══ Passage to read

It was his "mystic" union that he launched an invasion
of the southern states over, eventually killing hundreds of thousands
of fellow citizens. And Lincoln always considered southerners to
be fellow citizens in light of the fact that he never conceded that
secession was legal. The southern states never really left the union,
in Lincoln’s opinion; therefore, he admittedly waged the bloodiest
war in history up to that point against his own people.
Some 300,000
southern men were killed by the Lincoln regime at a time when the
population of the entire country was about 30 million, one-tenth
of what it is today. Standardizing for today’s population, the equivalent
number would be 3 million. If this number were included in the above
table, it would make the Republican Party regime of the 1860s appear
to be even worse democidal murderers than the twentieth-century
communist regimes of Pol Pot’s Cambodia, the Vietnamese communists,
North Korea, and the communist dictators in all of Eastern Europe
during the Cold War.

════

** What is asked **
Please copy out the passage on Lincoln and the southern states in full, word for word. The lines have no connection to the passage on Lincoln and the southern states.

══ Material provided

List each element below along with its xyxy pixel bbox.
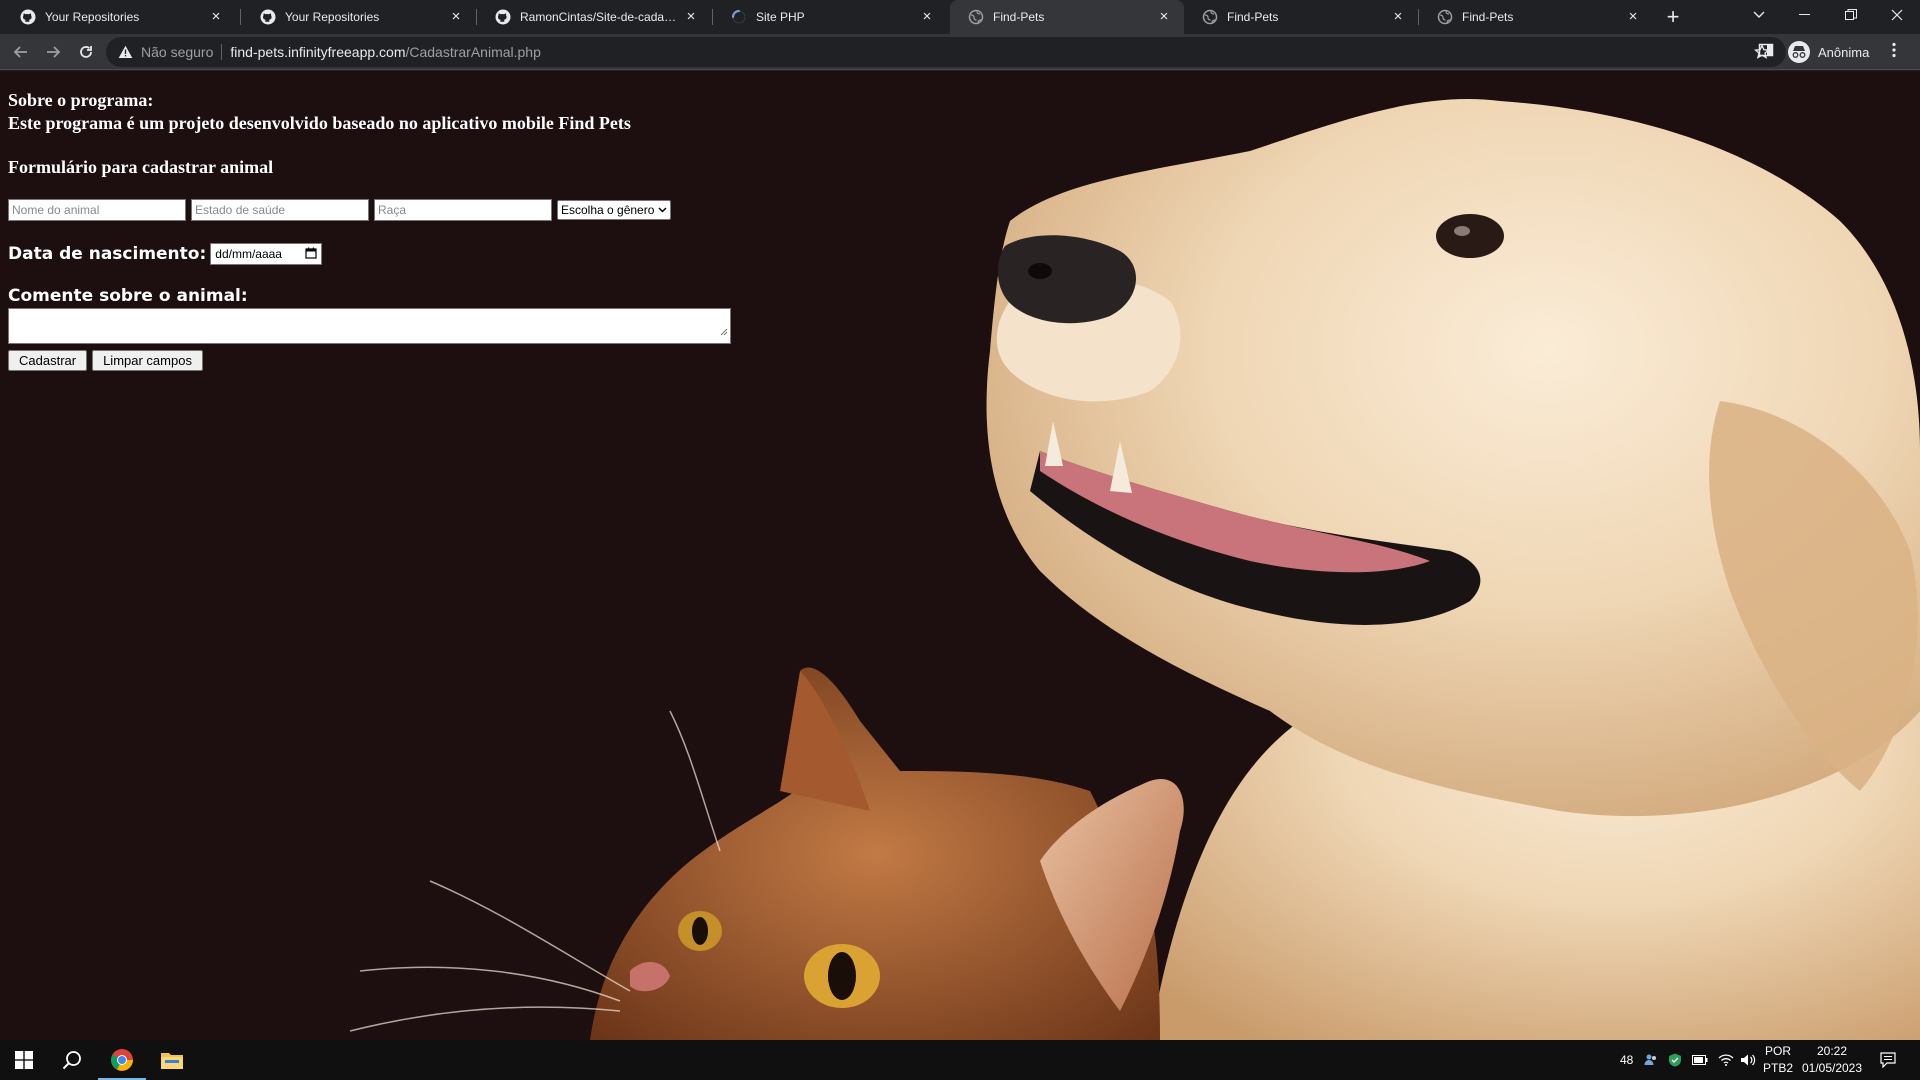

════

** The reply **
It was his "mystic" union that he launched an invasion
of the southern states over, eventually killing hundreds of thousands
of fellow citizens. And Lincoln always considered southerners to
be fellow citizens in light of the fact that he never conceded that
secession was legal. The southern states never really left the union,
in Lincoln’s opinion; therefore, he admittedly waged the bloodiest
war in history up to that point against his own people.
Some 300,000
southern men were killed by the Lincoln regime at a time when the
population of the entire country was about 30 million, one-tenth
of what it is today. Standardizing for today’s population, the equivalent
number would be 3 million. If this number were included in the above
table, it would make the Republican Party regime of the 1860s appear
to be even worse democidal murderers than the twentieth-century
communist regimes of Pol Pot’s Cambodia, the Vietnamese communists,
North Korea, and the communist dictators in all of Eastern Europe
during the Cold War.